> _Your objective_:
Convert the rows from the start through the line containing "scatter-point-blue xyxy=(120,522,136,538)" into a numbered list, omitting any blank lines.

> _Provided entries_:
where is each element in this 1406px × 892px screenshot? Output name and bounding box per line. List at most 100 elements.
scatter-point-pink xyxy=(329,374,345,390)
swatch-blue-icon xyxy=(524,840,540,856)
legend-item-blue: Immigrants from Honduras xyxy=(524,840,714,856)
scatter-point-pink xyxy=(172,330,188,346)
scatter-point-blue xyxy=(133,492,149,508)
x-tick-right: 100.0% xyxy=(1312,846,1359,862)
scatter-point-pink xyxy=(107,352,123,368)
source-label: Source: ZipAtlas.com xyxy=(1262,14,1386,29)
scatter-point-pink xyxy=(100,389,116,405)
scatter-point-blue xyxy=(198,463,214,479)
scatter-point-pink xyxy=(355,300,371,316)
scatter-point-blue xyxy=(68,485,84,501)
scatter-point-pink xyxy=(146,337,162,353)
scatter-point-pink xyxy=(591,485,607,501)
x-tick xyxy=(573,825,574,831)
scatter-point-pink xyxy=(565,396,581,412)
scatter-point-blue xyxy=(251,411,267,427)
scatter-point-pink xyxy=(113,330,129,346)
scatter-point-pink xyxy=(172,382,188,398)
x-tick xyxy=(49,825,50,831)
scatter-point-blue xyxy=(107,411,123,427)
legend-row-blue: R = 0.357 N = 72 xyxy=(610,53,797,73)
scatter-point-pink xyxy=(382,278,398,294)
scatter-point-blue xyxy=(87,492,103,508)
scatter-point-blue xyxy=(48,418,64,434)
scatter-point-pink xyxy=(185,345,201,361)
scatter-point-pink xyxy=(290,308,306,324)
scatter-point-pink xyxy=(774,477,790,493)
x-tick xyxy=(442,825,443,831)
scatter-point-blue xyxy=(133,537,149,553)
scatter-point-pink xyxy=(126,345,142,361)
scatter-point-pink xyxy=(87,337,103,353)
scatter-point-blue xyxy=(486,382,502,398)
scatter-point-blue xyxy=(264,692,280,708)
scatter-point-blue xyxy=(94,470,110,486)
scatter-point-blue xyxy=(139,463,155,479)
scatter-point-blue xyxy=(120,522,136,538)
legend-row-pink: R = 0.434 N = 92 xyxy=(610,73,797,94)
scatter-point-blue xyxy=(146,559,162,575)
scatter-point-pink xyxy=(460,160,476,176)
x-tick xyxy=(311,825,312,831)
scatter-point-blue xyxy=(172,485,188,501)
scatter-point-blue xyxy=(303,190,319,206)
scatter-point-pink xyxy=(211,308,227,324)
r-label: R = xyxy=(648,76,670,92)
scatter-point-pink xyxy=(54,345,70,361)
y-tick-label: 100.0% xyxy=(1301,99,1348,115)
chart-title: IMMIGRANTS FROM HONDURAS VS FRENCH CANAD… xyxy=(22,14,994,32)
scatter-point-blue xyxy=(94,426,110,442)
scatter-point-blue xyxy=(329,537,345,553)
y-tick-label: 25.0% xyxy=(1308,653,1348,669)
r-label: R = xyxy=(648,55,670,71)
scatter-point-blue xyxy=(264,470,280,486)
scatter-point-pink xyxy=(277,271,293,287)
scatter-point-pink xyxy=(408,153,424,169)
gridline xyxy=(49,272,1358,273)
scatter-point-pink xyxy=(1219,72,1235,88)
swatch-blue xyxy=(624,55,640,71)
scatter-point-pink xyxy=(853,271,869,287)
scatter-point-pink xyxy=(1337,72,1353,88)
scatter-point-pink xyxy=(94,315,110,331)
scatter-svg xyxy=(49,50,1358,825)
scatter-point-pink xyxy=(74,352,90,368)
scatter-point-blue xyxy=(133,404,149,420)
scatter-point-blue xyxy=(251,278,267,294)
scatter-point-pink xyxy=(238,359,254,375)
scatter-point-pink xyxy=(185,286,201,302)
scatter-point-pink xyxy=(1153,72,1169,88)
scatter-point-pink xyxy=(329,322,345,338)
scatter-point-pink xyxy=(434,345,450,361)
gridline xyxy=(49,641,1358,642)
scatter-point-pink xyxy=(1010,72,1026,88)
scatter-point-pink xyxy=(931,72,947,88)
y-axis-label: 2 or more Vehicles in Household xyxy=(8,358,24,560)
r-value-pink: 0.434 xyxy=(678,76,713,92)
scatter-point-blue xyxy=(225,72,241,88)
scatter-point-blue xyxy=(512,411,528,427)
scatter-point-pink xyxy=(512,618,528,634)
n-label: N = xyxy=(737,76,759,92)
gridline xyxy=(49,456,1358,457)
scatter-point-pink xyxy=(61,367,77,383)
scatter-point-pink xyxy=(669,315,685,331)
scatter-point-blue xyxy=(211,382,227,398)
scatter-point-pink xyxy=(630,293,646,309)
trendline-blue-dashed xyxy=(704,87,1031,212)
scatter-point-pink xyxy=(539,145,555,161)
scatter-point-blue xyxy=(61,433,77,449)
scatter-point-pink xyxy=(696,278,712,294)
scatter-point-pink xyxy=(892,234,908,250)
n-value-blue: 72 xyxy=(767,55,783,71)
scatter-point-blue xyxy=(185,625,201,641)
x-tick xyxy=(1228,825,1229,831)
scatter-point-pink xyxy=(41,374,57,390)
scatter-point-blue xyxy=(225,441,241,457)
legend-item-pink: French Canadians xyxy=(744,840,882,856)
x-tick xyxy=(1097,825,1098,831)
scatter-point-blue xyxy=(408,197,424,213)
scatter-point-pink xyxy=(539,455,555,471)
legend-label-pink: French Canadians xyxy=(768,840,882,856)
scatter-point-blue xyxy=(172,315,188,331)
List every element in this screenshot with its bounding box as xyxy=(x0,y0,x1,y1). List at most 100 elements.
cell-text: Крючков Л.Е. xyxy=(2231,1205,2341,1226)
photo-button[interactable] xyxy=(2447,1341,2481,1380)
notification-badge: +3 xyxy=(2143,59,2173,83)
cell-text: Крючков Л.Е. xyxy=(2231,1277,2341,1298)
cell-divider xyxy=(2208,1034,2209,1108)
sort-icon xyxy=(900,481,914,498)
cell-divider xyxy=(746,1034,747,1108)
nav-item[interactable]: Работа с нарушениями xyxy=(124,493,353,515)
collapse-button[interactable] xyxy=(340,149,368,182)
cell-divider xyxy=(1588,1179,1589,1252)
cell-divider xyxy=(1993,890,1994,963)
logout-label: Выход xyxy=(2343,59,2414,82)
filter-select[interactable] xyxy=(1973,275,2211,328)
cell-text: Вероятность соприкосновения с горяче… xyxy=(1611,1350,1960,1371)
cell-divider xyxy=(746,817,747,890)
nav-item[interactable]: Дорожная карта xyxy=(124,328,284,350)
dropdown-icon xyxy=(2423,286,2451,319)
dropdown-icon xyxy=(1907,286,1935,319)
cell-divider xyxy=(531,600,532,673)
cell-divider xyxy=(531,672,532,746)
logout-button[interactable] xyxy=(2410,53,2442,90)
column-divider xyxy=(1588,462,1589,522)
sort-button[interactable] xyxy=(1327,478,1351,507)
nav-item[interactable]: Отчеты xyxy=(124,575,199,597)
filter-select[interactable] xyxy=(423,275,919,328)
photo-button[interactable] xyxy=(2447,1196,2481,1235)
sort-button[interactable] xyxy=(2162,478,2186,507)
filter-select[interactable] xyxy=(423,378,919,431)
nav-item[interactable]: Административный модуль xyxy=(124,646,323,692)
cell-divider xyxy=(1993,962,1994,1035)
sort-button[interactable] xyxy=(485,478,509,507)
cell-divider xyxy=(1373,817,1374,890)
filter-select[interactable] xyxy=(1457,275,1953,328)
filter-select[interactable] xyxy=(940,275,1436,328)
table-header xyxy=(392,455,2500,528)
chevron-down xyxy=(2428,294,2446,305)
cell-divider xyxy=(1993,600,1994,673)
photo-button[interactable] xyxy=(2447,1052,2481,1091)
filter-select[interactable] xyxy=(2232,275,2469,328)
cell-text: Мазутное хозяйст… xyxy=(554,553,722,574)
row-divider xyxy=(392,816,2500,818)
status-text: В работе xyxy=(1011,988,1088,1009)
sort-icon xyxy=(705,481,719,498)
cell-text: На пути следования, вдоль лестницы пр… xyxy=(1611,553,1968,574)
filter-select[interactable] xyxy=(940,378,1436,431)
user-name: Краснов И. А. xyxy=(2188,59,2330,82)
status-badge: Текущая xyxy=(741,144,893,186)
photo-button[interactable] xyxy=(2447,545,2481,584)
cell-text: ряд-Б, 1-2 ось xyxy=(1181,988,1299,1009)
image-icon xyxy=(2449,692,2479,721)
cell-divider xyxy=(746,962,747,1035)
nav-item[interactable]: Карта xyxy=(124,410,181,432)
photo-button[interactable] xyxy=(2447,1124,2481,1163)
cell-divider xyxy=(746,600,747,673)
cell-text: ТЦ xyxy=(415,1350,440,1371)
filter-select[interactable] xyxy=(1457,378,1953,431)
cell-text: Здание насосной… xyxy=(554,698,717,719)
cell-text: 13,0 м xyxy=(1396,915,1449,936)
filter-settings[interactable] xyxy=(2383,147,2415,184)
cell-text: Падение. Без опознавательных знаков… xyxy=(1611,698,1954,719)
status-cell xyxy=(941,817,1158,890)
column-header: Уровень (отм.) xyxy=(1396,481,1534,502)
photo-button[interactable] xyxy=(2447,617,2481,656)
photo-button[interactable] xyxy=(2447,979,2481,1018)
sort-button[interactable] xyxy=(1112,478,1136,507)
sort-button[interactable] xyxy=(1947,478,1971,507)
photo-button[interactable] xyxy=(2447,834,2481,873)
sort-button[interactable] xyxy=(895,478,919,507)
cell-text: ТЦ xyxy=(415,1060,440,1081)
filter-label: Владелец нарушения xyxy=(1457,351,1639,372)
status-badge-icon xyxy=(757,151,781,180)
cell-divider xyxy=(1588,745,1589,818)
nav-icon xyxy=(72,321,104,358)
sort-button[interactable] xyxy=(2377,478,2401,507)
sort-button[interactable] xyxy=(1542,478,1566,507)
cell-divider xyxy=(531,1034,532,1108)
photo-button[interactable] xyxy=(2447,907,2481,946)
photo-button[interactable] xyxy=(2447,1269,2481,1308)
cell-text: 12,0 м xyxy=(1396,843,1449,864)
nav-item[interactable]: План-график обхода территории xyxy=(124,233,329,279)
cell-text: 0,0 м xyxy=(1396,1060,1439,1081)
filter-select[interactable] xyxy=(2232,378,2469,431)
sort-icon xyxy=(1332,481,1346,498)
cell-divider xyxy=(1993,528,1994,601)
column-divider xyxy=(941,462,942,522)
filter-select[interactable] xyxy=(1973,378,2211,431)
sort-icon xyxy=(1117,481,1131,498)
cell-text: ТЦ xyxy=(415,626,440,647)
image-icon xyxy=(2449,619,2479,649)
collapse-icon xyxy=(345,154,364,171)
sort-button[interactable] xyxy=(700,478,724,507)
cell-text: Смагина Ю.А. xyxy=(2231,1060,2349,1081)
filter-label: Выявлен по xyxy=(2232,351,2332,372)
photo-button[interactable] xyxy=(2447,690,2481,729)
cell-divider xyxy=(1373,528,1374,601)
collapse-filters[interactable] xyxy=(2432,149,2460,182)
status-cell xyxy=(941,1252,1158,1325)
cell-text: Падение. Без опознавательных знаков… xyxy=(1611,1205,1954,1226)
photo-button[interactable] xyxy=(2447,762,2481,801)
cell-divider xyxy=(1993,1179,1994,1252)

> _Solution_:
1. where is each element in this 1406px × 892px screenshot? Output name and bounding box per line. List at most 100 elements.
2. scatter-point-pink xyxy=(329,374,345,390)
3. swatch-blue-icon xyxy=(524,840,540,856)
4. legend-item-blue: Immigrants from Honduras xyxy=(524,840,714,856)
5. scatter-point-pink xyxy=(172,330,188,346)
6. scatter-point-blue xyxy=(133,492,149,508)
7. x-tick-right: 100.0% xyxy=(1312,846,1359,862)
8. scatter-point-pink xyxy=(107,352,123,368)
9. source-label: Source: ZipAtlas.com xyxy=(1262,14,1386,29)
10. scatter-point-pink xyxy=(100,389,116,405)
11. scatter-point-blue xyxy=(198,463,214,479)
12. scatter-point-pink xyxy=(355,300,371,316)
13. scatter-point-blue xyxy=(68,485,84,501)
14. scatter-point-pink xyxy=(146,337,162,353)
15. scatter-point-pink xyxy=(591,485,607,501)
16. x-tick xyxy=(573,825,574,831)
17. scatter-point-pink xyxy=(565,396,581,412)
18. scatter-point-blue xyxy=(251,411,267,427)
19. scatter-point-pink xyxy=(113,330,129,346)
20. scatter-point-pink xyxy=(172,382,188,398)
21. x-tick xyxy=(49,825,50,831)
22. scatter-point-blue xyxy=(107,411,123,427)
23. legend-row-blue: R = 0.357 N = 72 xyxy=(610,53,797,73)
24. scatter-point-pink xyxy=(382,278,398,294)
25. scatter-point-blue xyxy=(87,492,103,508)
26. scatter-point-blue xyxy=(48,418,64,434)
27. scatter-point-pink xyxy=(185,345,201,361)
28. scatter-point-pink xyxy=(290,308,306,324)
29. scatter-point-pink xyxy=(774,477,790,493)
30. x-tick xyxy=(442,825,443,831)
31. scatter-point-blue xyxy=(133,537,149,553)
32. scatter-point-pink xyxy=(126,345,142,361)
33. scatter-point-pink xyxy=(87,337,103,353)
34. scatter-point-blue xyxy=(486,382,502,398)
35. scatter-point-blue xyxy=(264,692,280,708)
36. scatter-point-blue xyxy=(94,470,110,486)
37. scatter-point-blue xyxy=(139,463,155,479)
38. scatter-point-blue xyxy=(120,522,136,538)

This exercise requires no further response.